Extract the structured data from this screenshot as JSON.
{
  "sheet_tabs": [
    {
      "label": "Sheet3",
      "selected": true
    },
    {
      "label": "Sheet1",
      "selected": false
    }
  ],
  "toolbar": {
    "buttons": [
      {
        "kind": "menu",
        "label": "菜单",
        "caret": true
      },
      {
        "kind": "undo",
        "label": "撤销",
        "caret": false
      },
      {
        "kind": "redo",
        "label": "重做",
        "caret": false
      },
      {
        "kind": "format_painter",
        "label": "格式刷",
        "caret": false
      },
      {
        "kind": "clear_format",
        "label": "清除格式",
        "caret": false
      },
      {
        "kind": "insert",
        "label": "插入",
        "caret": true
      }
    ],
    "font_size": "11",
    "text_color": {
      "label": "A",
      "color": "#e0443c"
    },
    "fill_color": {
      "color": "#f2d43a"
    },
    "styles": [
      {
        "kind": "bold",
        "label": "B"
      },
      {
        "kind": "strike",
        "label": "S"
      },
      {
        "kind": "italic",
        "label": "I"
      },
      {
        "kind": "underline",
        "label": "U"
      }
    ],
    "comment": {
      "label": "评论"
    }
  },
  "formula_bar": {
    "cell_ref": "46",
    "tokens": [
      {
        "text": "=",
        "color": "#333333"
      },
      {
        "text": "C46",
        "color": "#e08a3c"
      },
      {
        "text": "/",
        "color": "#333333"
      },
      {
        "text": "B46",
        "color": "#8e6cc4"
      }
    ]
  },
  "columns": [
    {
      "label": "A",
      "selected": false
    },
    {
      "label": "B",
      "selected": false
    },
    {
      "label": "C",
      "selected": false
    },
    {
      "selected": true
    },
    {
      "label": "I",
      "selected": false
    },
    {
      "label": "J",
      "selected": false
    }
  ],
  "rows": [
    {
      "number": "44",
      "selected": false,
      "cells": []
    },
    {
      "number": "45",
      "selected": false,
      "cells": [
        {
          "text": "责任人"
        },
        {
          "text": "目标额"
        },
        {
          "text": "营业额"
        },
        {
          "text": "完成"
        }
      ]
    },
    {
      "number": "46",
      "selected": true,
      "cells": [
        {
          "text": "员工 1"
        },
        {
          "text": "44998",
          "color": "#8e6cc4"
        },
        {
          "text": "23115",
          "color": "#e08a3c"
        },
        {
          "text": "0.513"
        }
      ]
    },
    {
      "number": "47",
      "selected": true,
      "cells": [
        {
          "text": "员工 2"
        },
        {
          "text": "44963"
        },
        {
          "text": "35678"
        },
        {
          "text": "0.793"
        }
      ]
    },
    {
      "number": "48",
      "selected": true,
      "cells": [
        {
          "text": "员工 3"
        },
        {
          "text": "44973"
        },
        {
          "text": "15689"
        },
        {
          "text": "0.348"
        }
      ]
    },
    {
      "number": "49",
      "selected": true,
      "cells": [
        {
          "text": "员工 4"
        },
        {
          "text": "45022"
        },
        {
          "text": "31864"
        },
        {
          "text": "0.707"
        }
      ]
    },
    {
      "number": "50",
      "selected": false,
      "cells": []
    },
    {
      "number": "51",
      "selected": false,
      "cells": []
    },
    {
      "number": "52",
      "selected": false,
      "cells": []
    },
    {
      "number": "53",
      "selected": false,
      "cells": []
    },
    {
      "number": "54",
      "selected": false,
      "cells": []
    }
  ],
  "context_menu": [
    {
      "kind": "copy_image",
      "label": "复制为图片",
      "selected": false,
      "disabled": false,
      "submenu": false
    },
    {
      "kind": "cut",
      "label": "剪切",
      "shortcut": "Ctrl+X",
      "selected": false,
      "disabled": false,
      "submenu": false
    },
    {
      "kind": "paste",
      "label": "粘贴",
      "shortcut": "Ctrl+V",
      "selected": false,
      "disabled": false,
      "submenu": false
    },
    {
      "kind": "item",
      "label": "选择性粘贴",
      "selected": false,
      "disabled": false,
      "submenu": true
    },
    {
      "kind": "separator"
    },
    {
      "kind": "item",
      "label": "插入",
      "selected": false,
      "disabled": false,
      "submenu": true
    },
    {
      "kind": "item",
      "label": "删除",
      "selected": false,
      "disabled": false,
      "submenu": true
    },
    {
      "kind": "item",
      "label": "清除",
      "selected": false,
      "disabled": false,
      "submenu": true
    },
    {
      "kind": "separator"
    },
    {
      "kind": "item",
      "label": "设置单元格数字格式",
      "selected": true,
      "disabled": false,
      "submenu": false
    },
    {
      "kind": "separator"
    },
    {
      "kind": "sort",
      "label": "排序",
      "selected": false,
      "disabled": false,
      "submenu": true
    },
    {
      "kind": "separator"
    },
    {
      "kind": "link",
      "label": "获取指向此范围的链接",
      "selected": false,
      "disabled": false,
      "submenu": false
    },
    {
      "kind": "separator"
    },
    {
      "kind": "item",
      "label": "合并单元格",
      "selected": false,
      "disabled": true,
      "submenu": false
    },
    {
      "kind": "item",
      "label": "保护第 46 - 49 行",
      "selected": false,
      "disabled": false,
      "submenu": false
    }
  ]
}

┄┄┄┄┄┄┄┄┄┄┄┄┄┄┄┄┄┄┄┄

**Short exercise**
Reproduce all the data word for word.

**Task response**
Extract the structured data from this screenshot as JSON.
{
  "sheet_tabs": [
    {
      "label": "Sheet3",
      "selected": true
    },
    {
      "label": "Sheet1",
      "selected": false
    }
  ],
  "toolbar": {
    "buttons": [
      {
        "kind": "menu",
        "label": "菜单",
        "caret": true
      },
      {
        "kind": "undo",
        "label": "撤销",
        "caret": false
      },
      {
        "kind": "redo",
        "label": "重做",
        "caret": false
      },
      {
        "kind": "format_painter",
        "label": "格式刷",
        "caret": false
      },
      {
        "kind": "clear_format",
        "label": "清除格式",
        "caret": false
      },
      {
        "kind": "insert",
        "label": "插入",
        "caret": true
      }
    ],
    "font_size": "11",
    "text_color": {
      "label": "A",
      "color": "#e0443c"
    },
    "fill_color": {
      "color": "#f2d43a"
    },
    "styles": [
      {
        "kind": "bold",
        "label": "B"
      },
      {
        "kind": "strike",
        "label": "S"
      },
      {
        "kind": "italic",
        "label": "I"
      },
      {
        "kind": "underline",
        "label": "U"
      }
    ],
    "comment": {
      "label": "评论"
    }
  },
  "formula_bar": {
    "cell_ref": "46",
    "tokens": [
      {
        "text": "=",
        "color": "#333333"
      },
      {
        "text": "C46",
        "color": "#e08a3c"
      },
      {
        "text": "/",
        "color": "#333333"
      },
      {
        "text": "B46",
        "color": "#8e6cc4"
      }
    ]
  },
  "columns": [
    {
      "label": "A",
      "selected": false
    },
    {
      "label": "B",
      "selected": false
    },
    {
      "label": "C",
      "selected": false
    },
    {
      "selected": true
    },
    {
      "label": "I",
      "selected": false
    },
    {
      "label": "J",
      "selected": false
    }
  ],
  "rows": [
    {
      "number": "44",
      "selected": false,
      "cells": []
    },
    {
      "number": "45",
      "selected": false,
      "cells": [
        {
          "text": "责任人"
        },
        {
          "text": "目标额"
        },
        {
          "text": "营业额"
        },
        {
          "text": "完成"
        }
      ]
    },
    {
      "number": "46",
      "selected": true,
      "cells": [
        {
          "text": "员工 1"
        },
        {
          "text": "44998",
          "color": "#8e6cc4"
        },
        {
          "text": "23115",
          "color": "#e08a3c"
        },
        {
          "text": "0.513"
        }
      ]
    },
    {
      "number": "47",
      "selected": true,
      "cells": [
        {
          "text": "员工 2"
        },
        {
          "text": "44963"
        },
        {
          "text": "35678"
        },
        {
          "text": "0.793"
        }
      ]
    },
    {
      "number": "48",
      "selected": true,
      "cells": [
        {
          "text": "员工 3"
        },
        {
          "text": "44973"
        },
        {
          "text": "15689"
        },
        {
          "text": "0.348"
        }
      ]
    },
    {
      "number": "49",
      "selected": true,
      "cells": [
        {
          "text": "员工 4"
        },
        {
          "text": "45022"
        },
        {
          "text": "31864"
        },
        {
          "text": "0.707"
        }
      ]
    },
    {
      "number": "50",
      "selected": false,
      "cells": []
    },
    {
      "number": "51",
      "selected": false,
      "cells": []
    },
    {
      "number": "52",
      "selected": false,
      "cells": []
    },
    {
      "number": "53",
      "selected": false,
      "cells": []
    },
    {
      "number": "54",
      "selected": false,
      "cells": []
    }
  ],
  "context_menu": [
    {
      "kind": "copy_image",
      "label": "复制为图片",
      "selected": false,
      "disabled": false,
      "submenu": false
    },
    {
      "kind": "cut",
      "label": "剪切",
      "shortcut": "Ctrl+X",
      "selected": false,
      "disabled": false,
      "submenu": false
    },
    {
      "kind": "paste",
      "label": "粘贴",
      "shortcut": "Ctrl+V",
      "selected": false,
      "disabled": false,
      "submenu": false
    },
    {
      "kind": "item",
      "label": "选择性粘贴",
      "selected": false,
      "disabled": false,
      "submenu": true
    },
    {
      "kind": "separator"
    },
    {
      "kind": "item",
      "label": "插入",
      "selected": false,
      "disabled": false,
      "submenu": true
    },
    {
      "kind": "item",
      "label": "删除",
      "selected": false,
      "disabled": false,
      "submenu": true
    },
    {
      "kind": "item",
      "label": "清除",
      "selected": false,
      "disabled": false,
      "submenu": true
    },
    {
      "kind": "separator"
    },
    {
      "kind": "item",
      "label": "设置单元格数字格式",
      "selected": true,
      "disabled": false,
      "submenu": false
    },
    {
      "kind": "separator"
    },
    {
      "kind": "sort",
      "label": "排序",
      "selected": false,
      "disabled": false,
      "submenu": true
    },
    {
      "kind": "separator"
    },
    {
      "kind": "link",
      "label": "获取指向此范围的链接",
      "selected": false,
      "disabled": false,
      "submenu": false
    },
    {
      "kind": "separator"
    },
    {
      "kind": "item",
      "label": "合并单元格",
      "selected": false,
      "disabled": true,
      "submenu": false
    },
    {
      "kind": "item",
      "label": "保护第 46 - 49 行",
      "selected": false,
      "disabled": false,
      "submenu": false
    }
  ]
}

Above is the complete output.